→ **Records provided**:
──────────────────────────────

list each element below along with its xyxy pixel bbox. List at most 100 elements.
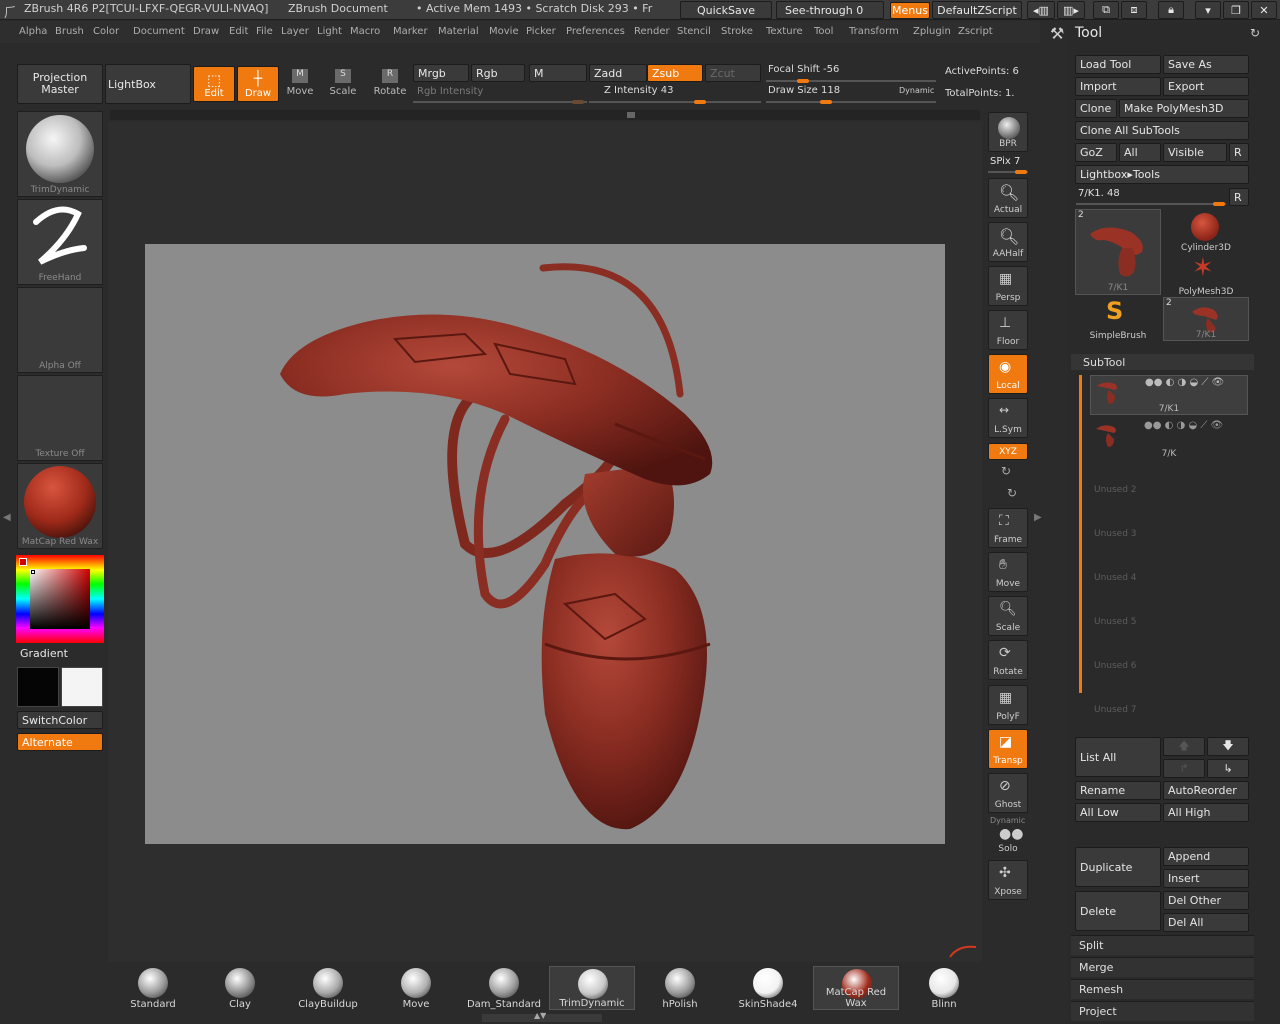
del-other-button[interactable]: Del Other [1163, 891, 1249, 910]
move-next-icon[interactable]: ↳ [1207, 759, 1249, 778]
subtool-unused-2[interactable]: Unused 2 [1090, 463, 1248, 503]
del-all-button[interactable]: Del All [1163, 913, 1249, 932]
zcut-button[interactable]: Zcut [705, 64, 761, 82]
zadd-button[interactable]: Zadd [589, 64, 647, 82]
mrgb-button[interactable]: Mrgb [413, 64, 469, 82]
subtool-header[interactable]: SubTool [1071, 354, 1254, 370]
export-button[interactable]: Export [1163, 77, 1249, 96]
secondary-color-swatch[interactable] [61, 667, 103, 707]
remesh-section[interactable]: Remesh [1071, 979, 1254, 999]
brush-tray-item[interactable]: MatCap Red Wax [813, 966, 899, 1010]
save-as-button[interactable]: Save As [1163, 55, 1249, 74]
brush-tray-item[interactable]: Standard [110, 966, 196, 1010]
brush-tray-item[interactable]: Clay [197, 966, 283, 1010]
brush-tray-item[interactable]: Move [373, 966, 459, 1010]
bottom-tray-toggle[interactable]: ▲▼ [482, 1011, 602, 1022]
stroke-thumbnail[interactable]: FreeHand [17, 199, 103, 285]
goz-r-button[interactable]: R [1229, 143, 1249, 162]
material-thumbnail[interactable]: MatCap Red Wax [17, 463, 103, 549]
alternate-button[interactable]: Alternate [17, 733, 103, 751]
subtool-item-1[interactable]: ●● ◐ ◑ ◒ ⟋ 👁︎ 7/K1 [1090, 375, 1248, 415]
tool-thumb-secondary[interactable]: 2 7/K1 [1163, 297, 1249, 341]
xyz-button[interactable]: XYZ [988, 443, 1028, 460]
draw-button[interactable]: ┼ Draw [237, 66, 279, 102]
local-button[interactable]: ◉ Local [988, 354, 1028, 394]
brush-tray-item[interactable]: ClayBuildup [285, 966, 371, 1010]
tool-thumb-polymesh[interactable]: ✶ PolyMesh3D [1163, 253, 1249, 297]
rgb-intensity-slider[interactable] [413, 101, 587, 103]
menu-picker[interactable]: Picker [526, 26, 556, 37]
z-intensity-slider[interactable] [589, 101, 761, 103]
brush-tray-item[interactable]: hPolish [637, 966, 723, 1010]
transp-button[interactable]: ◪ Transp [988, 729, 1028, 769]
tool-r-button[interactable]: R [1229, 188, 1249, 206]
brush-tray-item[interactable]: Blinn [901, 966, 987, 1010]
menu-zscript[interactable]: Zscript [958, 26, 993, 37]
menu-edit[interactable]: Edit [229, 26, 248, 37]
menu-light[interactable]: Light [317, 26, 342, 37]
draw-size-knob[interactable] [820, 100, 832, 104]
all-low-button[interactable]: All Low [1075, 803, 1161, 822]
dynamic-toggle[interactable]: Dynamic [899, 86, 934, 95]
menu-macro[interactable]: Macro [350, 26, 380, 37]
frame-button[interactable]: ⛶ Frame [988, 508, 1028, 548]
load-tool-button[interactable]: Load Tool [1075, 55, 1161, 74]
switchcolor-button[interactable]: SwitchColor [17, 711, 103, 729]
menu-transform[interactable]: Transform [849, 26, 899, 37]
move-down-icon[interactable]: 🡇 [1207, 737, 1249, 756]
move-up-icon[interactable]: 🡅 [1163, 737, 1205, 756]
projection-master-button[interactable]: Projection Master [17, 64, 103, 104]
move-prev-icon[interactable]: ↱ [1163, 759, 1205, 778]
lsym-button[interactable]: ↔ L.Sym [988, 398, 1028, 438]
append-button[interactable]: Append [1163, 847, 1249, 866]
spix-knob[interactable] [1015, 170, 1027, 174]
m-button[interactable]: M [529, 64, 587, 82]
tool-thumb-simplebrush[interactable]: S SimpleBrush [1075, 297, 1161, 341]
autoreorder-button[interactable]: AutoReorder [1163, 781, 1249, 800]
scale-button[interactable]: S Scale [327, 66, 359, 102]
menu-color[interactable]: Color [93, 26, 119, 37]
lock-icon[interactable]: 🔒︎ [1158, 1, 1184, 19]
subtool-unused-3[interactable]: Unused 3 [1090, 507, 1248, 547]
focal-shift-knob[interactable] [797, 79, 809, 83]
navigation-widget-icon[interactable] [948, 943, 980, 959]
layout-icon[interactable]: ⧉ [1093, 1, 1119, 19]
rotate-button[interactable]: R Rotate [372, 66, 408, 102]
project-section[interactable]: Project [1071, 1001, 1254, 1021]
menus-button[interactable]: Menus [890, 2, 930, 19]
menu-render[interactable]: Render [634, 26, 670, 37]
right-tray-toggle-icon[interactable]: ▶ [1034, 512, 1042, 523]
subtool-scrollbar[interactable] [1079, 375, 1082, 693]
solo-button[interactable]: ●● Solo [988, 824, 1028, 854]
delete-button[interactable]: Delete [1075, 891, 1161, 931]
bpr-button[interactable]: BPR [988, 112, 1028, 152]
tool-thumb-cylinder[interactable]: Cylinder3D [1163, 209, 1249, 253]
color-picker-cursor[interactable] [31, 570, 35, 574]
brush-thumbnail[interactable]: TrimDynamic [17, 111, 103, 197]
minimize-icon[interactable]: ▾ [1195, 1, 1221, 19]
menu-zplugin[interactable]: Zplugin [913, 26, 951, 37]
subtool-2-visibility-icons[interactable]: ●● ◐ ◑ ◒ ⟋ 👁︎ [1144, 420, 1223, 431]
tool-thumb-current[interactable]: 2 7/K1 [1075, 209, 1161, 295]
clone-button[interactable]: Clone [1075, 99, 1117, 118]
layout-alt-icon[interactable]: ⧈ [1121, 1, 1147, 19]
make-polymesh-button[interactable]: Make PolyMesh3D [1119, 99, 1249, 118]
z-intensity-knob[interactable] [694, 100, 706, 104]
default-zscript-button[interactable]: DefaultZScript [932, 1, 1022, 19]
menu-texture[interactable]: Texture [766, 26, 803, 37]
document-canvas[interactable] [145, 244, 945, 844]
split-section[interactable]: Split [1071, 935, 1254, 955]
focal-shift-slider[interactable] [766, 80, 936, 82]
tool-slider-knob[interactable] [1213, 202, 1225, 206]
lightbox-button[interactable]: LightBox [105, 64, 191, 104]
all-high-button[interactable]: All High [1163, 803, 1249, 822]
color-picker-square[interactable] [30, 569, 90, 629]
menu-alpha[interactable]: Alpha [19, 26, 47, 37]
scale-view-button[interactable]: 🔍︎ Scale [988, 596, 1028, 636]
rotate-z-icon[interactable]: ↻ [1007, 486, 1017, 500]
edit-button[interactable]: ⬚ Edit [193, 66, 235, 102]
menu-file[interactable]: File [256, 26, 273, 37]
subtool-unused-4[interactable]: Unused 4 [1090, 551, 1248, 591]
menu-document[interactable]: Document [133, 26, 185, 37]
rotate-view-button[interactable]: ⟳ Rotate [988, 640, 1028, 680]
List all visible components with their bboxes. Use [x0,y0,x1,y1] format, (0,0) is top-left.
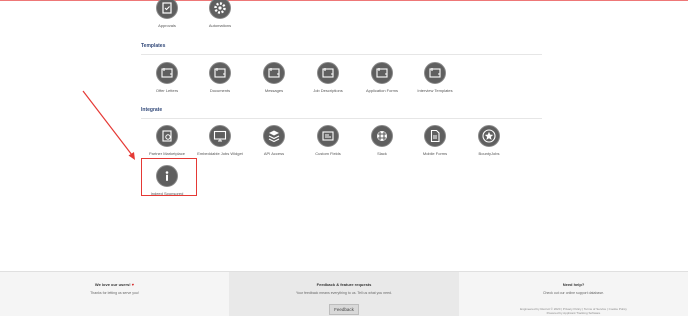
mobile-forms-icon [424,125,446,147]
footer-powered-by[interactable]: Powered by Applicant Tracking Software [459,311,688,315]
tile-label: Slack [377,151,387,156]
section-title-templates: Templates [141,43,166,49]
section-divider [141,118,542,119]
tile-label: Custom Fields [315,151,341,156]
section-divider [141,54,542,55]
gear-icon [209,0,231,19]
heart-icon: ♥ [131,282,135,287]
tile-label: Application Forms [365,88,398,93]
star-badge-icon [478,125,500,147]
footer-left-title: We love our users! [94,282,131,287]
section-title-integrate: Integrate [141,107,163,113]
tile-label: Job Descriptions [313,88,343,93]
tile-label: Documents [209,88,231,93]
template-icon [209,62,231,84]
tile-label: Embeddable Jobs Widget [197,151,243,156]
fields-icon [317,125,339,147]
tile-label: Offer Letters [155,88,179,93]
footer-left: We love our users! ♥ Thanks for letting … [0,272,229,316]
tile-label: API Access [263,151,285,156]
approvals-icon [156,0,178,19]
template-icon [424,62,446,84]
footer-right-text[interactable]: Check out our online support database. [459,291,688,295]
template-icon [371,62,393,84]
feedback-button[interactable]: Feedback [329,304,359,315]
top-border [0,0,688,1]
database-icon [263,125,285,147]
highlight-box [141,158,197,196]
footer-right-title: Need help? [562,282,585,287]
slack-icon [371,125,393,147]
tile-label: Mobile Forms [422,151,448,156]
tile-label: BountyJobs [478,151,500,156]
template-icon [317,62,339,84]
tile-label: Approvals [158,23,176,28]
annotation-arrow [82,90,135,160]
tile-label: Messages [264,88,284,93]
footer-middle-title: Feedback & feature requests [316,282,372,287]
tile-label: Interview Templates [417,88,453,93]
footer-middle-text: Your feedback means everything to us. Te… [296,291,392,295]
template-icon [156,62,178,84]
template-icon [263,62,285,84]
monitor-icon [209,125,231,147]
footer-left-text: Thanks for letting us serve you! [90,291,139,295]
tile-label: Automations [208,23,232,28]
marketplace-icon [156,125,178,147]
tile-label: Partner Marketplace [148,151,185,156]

──────────────────────────────

→ **Work to do**: Can you retype, word for word, the lines starting with the one containing "mobile-forms-icon [424,125,446,147]" and going on through the one containing "section-title-integrate: Integrate [141,107,163,113]"?

→ **Solution**:
mobile-forms-icon [424,125,446,147]
footer-powered-by[interactable]: Powered by Applicant Tracking Software [459,311,688,315]
tile-label: Slack [377,151,387,156]
section-title-templates: Templates [141,43,166,49]
section-divider [141,118,542,119]
tile-label: Custom Fields [315,151,341,156]
section-divider [141,54,542,55]
gear-icon [209,0,231,19]
heart-icon: ♥ [131,282,135,287]
tile-label: Application Forms [365,88,398,93]
star-badge-icon [478,125,500,147]
footer-left-title: We love our users! [94,282,131,287]
section-title-integrate: Integrate [141,107,163,113]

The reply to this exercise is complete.